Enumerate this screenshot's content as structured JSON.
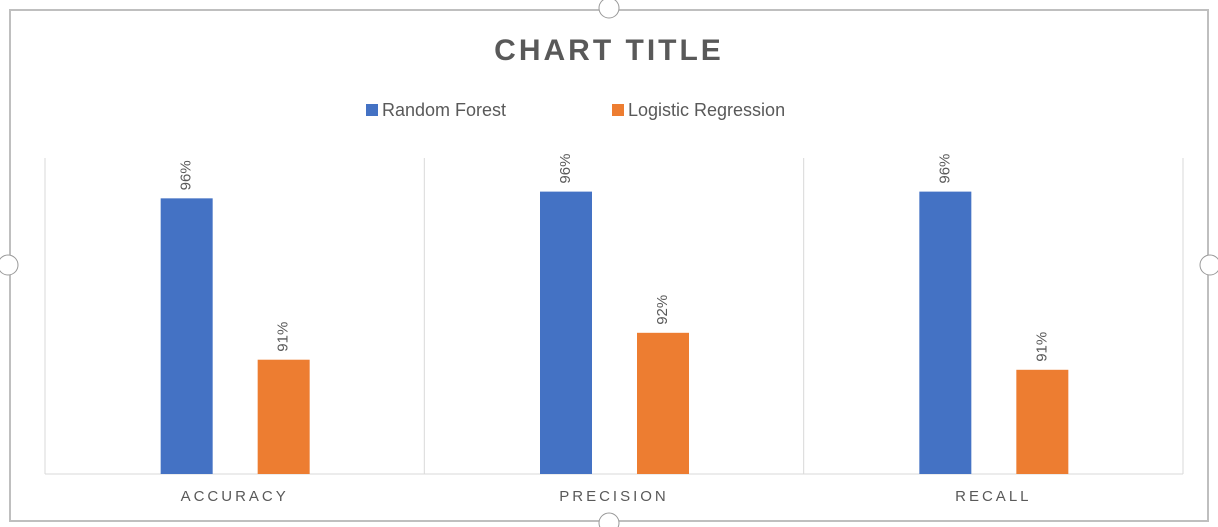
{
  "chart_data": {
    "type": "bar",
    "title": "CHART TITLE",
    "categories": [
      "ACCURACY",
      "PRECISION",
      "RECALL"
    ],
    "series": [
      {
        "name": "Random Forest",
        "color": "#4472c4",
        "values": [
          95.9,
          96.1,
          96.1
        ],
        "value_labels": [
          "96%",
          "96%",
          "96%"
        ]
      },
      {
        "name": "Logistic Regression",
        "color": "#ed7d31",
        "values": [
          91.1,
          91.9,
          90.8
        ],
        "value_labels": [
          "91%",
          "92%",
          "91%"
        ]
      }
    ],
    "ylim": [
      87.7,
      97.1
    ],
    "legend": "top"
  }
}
--
Where a line above holds the string "name", show that line.

[Output of the task]
        "name": "Random Forest",
        "name": "Logistic Regression",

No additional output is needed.